=== EXERCISE AIM ===
Transcribe the entries exactly; images are not part of the copy.

=== RECORD EXTRACTS ===
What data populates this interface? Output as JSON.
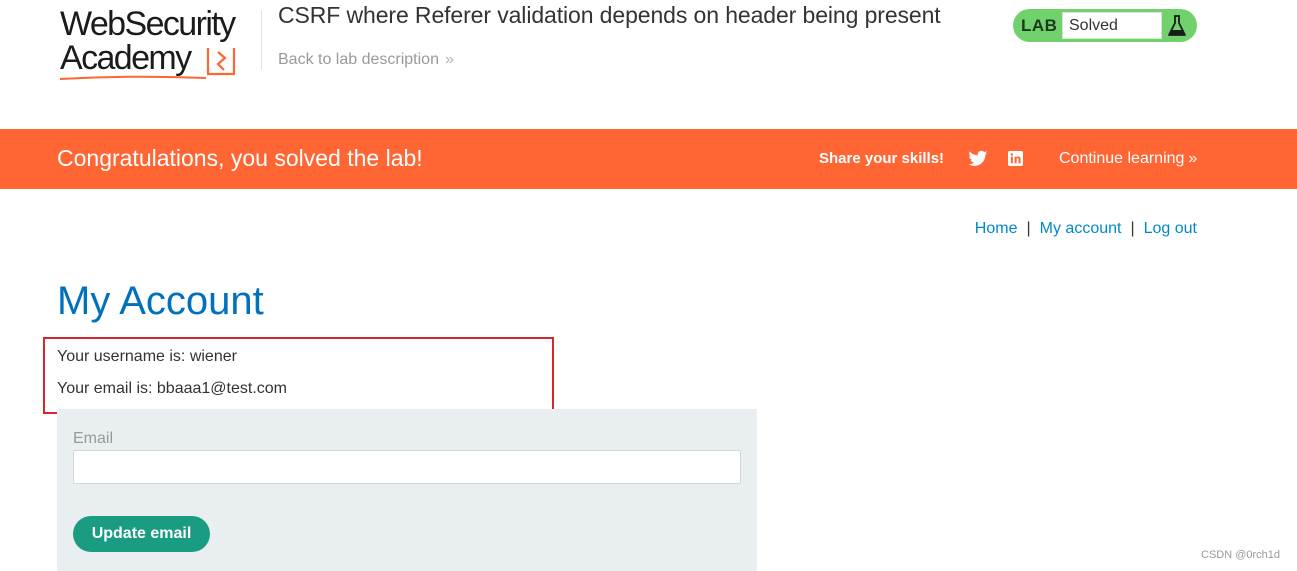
{
  "header": {
    "logo_line1": "WebSecurity",
    "logo_line2": "Academy",
    "lab_title": "CSRF where Referer validation depends on header being present",
    "back_link": "Back to lab description",
    "badge": {
      "label": "LAB",
      "status": "Solved"
    }
  },
  "banner": {
    "message": "Congratulations, you solved the lab!",
    "share_label": "Share your skills!",
    "continue_label": "Continue learning"
  },
  "nav": {
    "home": "Home",
    "separator": "|",
    "my_account": "My account",
    "log_out": "Log out"
  },
  "account": {
    "title": "My Account",
    "username_text": "Your username is: wiener",
    "email_text": "Your email is: bbaaa1@test.com"
  },
  "form": {
    "email_label": "Email",
    "email_value": "",
    "submit_label": "Update email"
  },
  "watermark": "CSDN @0rch1d",
  "colors": {
    "banner": "#ff6633",
    "title_blue": "#0071bc",
    "link_blue": "#0088cc",
    "badge_green": "#70d16d",
    "button_teal": "#1a9c82",
    "highlight_red": "#d9262c"
  },
  "icons": {
    "back_chevron": "double-chevron-right-icon",
    "flask": "flask-icon",
    "twitter": "twitter-icon",
    "linkedin": "linkedin-icon",
    "continue_chevron": "double-chevron-right-icon"
  }
}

=== EXERCISE ANSWER ===
What data populates this interface? Output as JSON.
{
  "header": {
    "logo_line1": "WebSecurity",
    "logo_line2": "Academy",
    "lab_title": "CSRF where Referer validation depends on header being present",
    "back_link": "Back to lab description",
    "badge": {
      "label": "LAB",
      "status": "Solved"
    }
  },
  "banner": {
    "message": "Congratulations, you solved the lab!",
    "share_label": "Share your skills!",
    "continue_label": "Continue learning"
  },
  "nav": {
    "home": "Home",
    "separator": "|",
    "my_account": "My account",
    "log_out": "Log out"
  },
  "account": {
    "title": "My Account",
    "username_text": "Your username is: wiener",
    "email_text": "Your email is: bbaaa1@test.com"
  },
  "form": {
    "email_label": "Email",
    "email_value": "",
    "submit_label": "Update email"
  },
  "watermark": "CSDN @0rch1d",
  "colors": {
    "banner": "#ff6633",
    "title_blue": "#0071bc",
    "link_blue": "#0088cc",
    "badge_green": "#70d16d",
    "button_teal": "#1a9c82",
    "highlight_red": "#d9262c"
  },
  "icons": {
    "back_chevron": "double-chevron-right-icon",
    "flask": "flask-icon",
    "twitter": "twitter-icon",
    "linkedin": "linkedin-icon",
    "continue_chevron": "double-chevron-right-icon"
  }
}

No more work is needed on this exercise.